Task requirements
Please give the data below again in full, exactly as it stands.

----------

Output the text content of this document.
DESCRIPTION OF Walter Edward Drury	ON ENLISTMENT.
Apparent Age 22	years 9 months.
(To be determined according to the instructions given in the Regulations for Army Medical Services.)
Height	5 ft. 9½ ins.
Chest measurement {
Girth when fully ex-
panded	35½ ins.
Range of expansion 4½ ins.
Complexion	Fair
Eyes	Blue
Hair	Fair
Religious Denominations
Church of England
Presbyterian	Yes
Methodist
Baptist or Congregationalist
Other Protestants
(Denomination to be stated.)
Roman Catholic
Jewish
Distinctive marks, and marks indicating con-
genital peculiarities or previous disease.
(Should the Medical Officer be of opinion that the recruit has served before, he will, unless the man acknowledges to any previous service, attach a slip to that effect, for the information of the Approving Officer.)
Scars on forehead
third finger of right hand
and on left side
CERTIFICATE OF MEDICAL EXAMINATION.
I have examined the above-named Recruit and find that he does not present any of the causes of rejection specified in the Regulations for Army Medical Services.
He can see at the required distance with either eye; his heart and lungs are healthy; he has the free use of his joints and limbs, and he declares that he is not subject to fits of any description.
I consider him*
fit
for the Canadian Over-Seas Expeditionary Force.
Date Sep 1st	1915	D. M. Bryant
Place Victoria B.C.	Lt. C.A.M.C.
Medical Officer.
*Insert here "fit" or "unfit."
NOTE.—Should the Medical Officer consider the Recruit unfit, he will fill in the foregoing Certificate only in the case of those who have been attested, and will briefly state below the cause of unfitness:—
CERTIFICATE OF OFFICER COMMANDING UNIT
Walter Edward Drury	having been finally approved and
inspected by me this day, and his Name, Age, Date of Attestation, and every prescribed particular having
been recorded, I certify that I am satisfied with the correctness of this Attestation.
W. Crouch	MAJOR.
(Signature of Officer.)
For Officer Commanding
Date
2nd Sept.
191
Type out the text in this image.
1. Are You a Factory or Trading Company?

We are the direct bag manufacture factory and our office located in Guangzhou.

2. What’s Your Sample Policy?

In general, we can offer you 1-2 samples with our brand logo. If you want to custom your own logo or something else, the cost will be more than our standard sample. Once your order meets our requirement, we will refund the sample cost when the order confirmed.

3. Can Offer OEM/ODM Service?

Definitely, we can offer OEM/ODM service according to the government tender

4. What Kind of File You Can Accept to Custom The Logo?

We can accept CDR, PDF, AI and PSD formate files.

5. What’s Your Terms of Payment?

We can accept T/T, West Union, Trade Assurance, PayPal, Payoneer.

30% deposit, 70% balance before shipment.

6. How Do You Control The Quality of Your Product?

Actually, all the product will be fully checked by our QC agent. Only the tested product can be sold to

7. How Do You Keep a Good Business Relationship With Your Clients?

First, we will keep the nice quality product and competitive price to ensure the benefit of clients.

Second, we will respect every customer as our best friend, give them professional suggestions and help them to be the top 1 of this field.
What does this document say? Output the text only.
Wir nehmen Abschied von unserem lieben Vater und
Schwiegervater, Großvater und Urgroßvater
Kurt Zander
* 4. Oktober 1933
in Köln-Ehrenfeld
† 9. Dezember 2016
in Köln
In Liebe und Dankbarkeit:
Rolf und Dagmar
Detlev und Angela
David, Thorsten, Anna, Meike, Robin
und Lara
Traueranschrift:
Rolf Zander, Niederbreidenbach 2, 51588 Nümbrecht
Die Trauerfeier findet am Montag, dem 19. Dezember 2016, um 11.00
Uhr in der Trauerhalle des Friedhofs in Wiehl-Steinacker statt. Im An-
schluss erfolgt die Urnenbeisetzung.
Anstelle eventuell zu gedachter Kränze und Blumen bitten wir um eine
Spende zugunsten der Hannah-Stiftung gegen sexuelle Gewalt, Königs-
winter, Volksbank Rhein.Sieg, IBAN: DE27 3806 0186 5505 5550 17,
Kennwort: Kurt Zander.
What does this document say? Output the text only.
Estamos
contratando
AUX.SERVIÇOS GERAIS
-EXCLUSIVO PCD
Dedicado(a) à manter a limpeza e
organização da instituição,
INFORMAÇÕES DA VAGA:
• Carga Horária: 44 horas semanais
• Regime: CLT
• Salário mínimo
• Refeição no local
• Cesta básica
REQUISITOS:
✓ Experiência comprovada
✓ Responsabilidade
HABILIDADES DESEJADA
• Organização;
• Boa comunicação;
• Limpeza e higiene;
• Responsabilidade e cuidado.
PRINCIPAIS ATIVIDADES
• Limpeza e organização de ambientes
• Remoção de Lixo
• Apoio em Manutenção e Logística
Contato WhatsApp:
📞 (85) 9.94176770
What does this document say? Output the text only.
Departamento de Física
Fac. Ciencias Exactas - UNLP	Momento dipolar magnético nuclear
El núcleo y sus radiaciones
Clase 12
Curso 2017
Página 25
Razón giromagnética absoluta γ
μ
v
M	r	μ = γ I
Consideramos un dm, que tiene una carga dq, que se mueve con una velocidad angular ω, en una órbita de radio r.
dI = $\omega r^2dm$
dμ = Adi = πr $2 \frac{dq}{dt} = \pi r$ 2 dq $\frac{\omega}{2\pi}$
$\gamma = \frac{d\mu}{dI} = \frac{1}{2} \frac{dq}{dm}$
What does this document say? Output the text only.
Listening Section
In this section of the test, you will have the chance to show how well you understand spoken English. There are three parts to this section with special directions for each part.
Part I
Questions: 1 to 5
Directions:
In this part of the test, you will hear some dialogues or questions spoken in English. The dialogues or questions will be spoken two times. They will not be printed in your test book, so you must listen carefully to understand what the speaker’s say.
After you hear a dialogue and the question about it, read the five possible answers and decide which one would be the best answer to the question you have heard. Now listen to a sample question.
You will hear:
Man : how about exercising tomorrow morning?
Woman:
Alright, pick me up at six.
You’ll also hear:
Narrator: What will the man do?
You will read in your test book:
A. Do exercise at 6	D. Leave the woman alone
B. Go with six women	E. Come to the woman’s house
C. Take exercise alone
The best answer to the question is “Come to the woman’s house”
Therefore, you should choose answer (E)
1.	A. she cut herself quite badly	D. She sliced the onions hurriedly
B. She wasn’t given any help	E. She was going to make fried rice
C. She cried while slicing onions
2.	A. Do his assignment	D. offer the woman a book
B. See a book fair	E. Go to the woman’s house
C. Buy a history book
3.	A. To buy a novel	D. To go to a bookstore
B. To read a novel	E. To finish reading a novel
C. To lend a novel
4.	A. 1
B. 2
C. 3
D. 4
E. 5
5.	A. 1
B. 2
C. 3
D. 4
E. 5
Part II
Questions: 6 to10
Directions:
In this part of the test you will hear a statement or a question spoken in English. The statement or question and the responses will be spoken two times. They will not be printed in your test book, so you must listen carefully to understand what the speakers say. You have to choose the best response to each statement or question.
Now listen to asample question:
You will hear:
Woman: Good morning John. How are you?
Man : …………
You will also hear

----------

Written response
Output the text content of this document.
DESCRIPTION OF Walter Edward Drury	ON ENLISTMENT.
Apparent Age 22	years 9 months.
(To be determined according to the instructions given in the Regulations for Army Medical Services.)
Height	5 ft. 9½ ins.
Chest measurement {
Girth when fully ex-
panded	35½ ins.
Range of expansion 4½ ins.
Complexion	Fair
Eyes	Blue
Hair	Fair
Religious Denominations
Church of England
Presbyterian	Yes
Methodist
Baptist or Congregationalist
Other Protestants
(Denomination to be stated.)
Roman Catholic
Jewish
Distinctive marks, and marks indicating con-
genital peculiarities or previous disease.
(Should the Medical Officer be of opinion that the recruit has served before, he will, unless the man acknowledges to any previous service, attach a slip to that effect, for the information of the Approving Officer.)
Scars on forehead
third finger of right hand
and on left side
CERTIFICATE OF MEDICAL EXAMINATION.
I have examined the above-named Recruit and find that he does not present any of the causes of rejection specified in the Regulations for Army Medical Services.
He can see at the required distance with either eye; his heart and lungs are healthy; he has the free use of his joints and limbs, and he declares that he is not subject to fits of any description.
I consider him*
fit
for the Canadian Over-Seas Expeditionary Force.
Date Sep 1st	1915	D. M. Bryant
Place Victoria B.C.	Lt. C.A.M.C.
Medical Officer.
*Insert here "fit" or "unfit."
NOTE.—Should the Medical Officer consider the Recruit unfit, he will fill in the foregoing Certificate only in the case of those who have been attested, and will briefly state below the cause of unfitness:—
CERTIFICATE OF OFFICER COMMANDING UNIT
Walter Edward Drury	having been finally approved and
inspected by me this day, and his Name, Age, Date of Attestation, and every prescribed particular having
been recorded, I certify that I am satisfied with the correctness of this Attestation.
W. Crouch	MAJOR.
(Signature of Officer.)
For Officer Commanding
Date
2nd Sept.
191
Type out the text in this image.
1. Are You a Factory or Trading Company?

We are the direct bag manufacture factory and our office located in Guangzhou.

2. What’s Your Sample Policy?

In general, we can offer you 1-2 samples with our brand logo. If you want to custom your own logo or something else, the cost will be more than our standard sample. Once your order meets our requirement, we will refund the sample cost when the order confirmed.

3. Can Offer OEM/ODM Service?

Definitely, we can offer OEM/ODM service according to the government tender

4. What Kind of File You Can Accept to Custom The Logo?

We can accept CDR, PDF, AI and PSD formate files.

5. What’s Your Terms of Payment?

We can accept T/T, West Union, Trade Assurance, PayPal, Payoneer.

30% deposit, 70% balance before shipment.

6. How Do You Control The Quality of Your Product?

Actually, all the product will be fully checked by our QC agent. Only the tested product can be sold to

7. How Do You Keep a Good Business Relationship With Your Clients?

First, we will keep the nice quality product and competitive price to ensure the benefit of clients.

Second, we will respect every customer as our best friend, give them professional suggestions and help them to be the top 1 of this field.
What does this document say? Output the text only.
Wir nehmen Abschied von unserem lieben Vater und
Schwiegervater, Großvater und Urgroßvater
Kurt Zander
* 4. Oktober 1933
in Köln-Ehrenfeld
† 9. Dezember 2016
in Köln
In Liebe und Dankbarkeit:
Rolf und Dagmar
Detlev und Angela
David, Thorsten, Anna, Meike, Robin
und Lara
Traueranschrift:
Rolf Zander, Niederbreidenbach 2, 51588 Nümbrecht
Die Trauerfeier findet am Montag, dem 19. Dezember 2016, um 11.00
Uhr in der Trauerhalle des Friedhofs in Wiehl-Steinacker statt. Im An-
schluss erfolgt die Urnenbeisetzung.
Anstelle eventuell zu gedachter Kränze und Blumen bitten wir um eine
Spende zugunsten der Hannah-Stiftung gegen sexuelle Gewalt, Königs-
winter, Volksbank Rhein.Sieg, IBAN: DE27 3806 0186 5505 5550 17,
Kennwort: Kurt Zander.
What does this document say? Output the text only.
Estamos
contratando
AUX.SERVIÇOS GERAIS
-EXCLUSIVO PCD
Dedicado(a) à manter a limpeza e
organização da instituição,
INFORMAÇÕES DA VAGA:
• Carga Horária: 44 horas semanais
• Regime: CLT
• Salário mínimo
• Refeição no local
• Cesta básica
REQUISITOS:
✓ Experiência comprovada
✓ Responsabilidade
HABILIDADES DESEJADA
• Organização;
• Boa comunicação;
• Limpeza e higiene;
• Responsabilidade e cuidado.
PRINCIPAIS ATIVIDADES
• Limpeza e organização de ambientes
• Remoção de Lixo
• Apoio em Manutenção e Logística
Contato WhatsApp:
📞 (85) 9.94176770
What does this document say? Output the text only.
Departamento de Física
Fac. Ciencias Exactas - UNLP	Momento dipolar magnético nuclear
El núcleo y sus radiaciones
Clase 12
Curso 2017
Página 25
Razón giromagnética absoluta γ
μ
v
M	r	μ = γ I
Consideramos un dm, que tiene una carga dq, que se mueve con una velocidad angular ω, en una órbita de radio r.
dI = $\omega r^2dm$
dμ = Adi = πr $2 \frac{dq}{dt} = \pi r$ 2 dq $\frac{\omega}{2\pi}$
$\gamma = \frac{d\mu}{dI} = \frac{1}{2} \frac{dq}{dm}$
What does this document say? Output the text only.
Listening Section
In this section of the test, you will have the chance to show how well you understand spoken English. There are three parts to this section with special directions for each part.
Part I
Questions: 1 to 5
Directions:
In this part of the test, you will hear some dialogues or questions spoken in English. The dialogues or questions will be spoken two times. They will not be printed in your test book, so you must listen carefully to understand what the speaker’s say.
After you hear a dialogue and the question about it, read the five possible answers and decide which one would be the best answer to the question you have heard. Now listen to a sample question.
You will hear:
Man : how about exercising tomorrow morning?
Woman:
Alright, pick me up at six.
You’ll also hear:
Narrator: What will the man do?
You will read in your test book:
A. Do exercise at 6	D. Leave the woman alone
B. Go with six women	E. Come to the woman’s house
C. Take exercise alone
The best answer to the question is “Come to the woman’s house”
Therefore, you should choose answer (E)
1.	A. she cut herself quite badly	D. She sliced the onions hurriedly
B. She wasn’t given any help	E. She was going to make fried rice
C. She cried while slicing onions
2.	A. Do his assignment	D. offer the woman a book
B. See a book fair	E. Go to the woman’s house
C. Buy a history book
3.	A. To buy a novel	D. To go to a bookstore
B. To read a novel	E. To finish reading a novel
C. To lend a novel
4.	A. 1
B. 2
C. 3
D. 4
E. 5
5.	A. 1
B. 2
C. 3
D. 4
E. 5
Part II
Questions: 6 to10
Directions:
In this part of the test you will hear a statement or a question spoken in English. The statement or question and the responses will be spoken two times. They will not be printed in your test book, so you must listen carefully to understand what the speakers say. You have to choose the best response to each statement or question.
Now listen to asample question:
You will hear:
Woman: Good morning John. How are you?
Man : …………
You will also hear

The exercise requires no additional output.